Goal:
Output only the count of lines that contain "schema".

Recorded information:
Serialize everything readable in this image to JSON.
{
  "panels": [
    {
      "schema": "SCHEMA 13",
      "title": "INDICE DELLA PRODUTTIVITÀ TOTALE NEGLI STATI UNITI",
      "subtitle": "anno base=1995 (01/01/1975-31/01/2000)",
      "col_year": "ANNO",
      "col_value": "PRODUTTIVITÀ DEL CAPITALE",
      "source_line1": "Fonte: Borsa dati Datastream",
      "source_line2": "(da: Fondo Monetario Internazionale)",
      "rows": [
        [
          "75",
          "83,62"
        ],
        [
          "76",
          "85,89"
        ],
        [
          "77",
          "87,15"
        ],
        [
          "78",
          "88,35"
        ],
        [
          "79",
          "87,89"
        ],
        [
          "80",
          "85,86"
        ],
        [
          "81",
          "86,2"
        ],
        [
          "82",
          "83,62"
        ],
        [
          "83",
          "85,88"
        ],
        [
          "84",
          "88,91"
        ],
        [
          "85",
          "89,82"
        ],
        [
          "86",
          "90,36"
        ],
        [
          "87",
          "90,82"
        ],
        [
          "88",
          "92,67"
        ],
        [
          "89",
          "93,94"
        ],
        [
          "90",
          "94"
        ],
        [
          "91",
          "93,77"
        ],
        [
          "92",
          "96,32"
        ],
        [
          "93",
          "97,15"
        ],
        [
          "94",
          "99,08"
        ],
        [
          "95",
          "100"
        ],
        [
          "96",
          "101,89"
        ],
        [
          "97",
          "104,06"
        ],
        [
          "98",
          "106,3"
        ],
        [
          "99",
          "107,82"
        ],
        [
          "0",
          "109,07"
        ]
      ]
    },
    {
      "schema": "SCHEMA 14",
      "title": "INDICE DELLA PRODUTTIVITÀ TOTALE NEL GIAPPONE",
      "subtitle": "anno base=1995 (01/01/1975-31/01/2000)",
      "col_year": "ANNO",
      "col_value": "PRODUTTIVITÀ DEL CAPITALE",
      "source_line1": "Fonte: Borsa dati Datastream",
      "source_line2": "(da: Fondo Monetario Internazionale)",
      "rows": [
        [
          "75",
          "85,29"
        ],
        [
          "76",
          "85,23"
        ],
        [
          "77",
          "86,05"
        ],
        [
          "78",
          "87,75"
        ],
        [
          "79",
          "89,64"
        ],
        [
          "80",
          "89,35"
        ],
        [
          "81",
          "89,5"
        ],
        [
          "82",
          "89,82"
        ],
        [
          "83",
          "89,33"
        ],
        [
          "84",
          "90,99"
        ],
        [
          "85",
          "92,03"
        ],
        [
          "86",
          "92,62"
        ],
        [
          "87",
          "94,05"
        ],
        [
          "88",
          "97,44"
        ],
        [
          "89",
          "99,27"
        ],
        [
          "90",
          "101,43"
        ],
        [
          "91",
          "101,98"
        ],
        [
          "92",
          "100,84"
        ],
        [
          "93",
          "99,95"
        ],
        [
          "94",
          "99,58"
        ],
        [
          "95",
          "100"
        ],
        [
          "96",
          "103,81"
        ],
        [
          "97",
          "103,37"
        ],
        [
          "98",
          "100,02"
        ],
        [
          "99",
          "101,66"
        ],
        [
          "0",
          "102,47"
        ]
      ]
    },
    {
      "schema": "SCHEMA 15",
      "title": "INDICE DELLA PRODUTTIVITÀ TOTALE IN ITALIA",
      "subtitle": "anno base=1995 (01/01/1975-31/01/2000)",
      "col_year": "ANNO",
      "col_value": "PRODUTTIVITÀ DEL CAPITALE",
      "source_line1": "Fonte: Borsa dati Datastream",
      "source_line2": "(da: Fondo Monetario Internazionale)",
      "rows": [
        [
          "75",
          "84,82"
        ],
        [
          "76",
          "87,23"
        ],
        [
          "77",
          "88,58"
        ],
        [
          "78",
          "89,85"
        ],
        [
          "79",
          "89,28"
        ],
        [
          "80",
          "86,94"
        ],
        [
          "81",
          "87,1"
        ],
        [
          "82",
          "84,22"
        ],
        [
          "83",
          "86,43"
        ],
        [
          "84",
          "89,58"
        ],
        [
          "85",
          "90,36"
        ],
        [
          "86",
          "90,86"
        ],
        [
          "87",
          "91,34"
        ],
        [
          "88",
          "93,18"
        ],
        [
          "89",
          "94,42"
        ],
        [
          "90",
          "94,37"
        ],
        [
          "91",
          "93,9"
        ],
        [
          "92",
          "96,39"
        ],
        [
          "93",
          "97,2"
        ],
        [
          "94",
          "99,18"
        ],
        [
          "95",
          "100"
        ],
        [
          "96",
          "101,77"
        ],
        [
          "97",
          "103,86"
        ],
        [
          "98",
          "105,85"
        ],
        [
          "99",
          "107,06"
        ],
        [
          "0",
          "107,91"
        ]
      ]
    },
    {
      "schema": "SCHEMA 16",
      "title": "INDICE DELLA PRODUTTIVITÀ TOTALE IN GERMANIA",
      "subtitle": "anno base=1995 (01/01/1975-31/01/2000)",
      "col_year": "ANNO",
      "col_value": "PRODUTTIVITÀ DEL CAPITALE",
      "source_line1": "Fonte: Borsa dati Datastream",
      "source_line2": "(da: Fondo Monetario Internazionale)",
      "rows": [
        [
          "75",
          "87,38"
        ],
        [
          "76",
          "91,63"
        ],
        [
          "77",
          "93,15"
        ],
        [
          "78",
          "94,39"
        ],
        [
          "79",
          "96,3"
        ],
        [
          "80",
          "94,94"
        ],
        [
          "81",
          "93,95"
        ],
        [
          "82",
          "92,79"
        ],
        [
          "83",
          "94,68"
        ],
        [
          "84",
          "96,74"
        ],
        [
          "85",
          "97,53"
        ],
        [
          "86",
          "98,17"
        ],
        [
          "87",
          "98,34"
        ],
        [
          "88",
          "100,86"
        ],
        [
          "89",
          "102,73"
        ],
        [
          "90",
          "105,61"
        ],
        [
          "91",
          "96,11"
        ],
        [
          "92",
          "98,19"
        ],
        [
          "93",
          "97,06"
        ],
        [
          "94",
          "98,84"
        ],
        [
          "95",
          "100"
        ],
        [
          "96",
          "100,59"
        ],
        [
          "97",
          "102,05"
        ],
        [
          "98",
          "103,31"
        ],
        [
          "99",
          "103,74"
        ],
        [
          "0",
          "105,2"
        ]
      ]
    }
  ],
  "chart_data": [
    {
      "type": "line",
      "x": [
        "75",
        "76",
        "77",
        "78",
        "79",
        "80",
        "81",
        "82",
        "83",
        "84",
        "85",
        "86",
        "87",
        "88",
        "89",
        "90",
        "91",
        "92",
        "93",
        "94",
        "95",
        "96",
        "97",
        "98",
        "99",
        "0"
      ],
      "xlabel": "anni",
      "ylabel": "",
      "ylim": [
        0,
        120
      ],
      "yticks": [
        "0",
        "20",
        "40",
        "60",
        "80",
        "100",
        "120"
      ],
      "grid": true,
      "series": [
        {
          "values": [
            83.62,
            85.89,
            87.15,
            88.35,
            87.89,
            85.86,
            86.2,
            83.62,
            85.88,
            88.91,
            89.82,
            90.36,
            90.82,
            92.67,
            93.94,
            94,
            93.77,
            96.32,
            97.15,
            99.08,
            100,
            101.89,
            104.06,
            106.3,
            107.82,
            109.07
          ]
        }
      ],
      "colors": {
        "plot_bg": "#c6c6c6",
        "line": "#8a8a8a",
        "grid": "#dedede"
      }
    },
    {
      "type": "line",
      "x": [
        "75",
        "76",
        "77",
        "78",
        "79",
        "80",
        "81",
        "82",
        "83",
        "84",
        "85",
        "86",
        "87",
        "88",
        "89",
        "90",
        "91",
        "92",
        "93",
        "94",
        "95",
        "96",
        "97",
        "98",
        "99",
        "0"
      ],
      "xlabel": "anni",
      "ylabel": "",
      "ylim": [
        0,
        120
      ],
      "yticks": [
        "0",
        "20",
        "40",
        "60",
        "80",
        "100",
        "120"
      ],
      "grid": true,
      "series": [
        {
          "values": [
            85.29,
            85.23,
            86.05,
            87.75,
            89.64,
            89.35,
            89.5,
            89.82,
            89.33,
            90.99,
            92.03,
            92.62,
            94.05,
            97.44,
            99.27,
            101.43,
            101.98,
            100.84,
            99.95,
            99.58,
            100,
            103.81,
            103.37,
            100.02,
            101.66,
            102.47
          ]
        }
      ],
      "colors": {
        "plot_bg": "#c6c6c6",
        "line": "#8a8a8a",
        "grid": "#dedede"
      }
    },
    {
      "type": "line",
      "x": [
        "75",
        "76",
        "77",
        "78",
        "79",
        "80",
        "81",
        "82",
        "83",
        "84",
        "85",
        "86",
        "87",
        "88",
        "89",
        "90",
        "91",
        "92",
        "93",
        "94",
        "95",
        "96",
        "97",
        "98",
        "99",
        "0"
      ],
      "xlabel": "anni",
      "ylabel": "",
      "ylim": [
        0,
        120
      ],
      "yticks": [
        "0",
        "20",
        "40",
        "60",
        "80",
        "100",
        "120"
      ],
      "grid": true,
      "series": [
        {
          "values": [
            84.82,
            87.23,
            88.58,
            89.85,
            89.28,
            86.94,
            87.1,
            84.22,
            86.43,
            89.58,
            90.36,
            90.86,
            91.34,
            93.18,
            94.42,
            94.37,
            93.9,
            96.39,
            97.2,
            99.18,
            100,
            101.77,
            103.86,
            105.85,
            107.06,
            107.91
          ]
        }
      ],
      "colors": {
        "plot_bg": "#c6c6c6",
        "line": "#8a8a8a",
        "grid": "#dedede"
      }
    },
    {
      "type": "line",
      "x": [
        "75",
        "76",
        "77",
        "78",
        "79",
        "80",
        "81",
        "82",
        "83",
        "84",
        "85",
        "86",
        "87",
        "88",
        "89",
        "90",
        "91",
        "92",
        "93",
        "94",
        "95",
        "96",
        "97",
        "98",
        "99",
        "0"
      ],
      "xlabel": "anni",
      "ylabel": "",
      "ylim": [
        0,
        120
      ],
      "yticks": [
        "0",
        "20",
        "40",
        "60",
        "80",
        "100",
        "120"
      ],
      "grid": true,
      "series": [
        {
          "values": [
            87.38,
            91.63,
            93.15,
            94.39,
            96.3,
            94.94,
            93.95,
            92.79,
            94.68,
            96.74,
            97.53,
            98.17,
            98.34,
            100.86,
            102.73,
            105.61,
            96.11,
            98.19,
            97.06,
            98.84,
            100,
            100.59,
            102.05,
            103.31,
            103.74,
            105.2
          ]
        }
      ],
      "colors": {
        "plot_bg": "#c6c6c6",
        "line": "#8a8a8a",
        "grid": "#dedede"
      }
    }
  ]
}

Correct answer:
4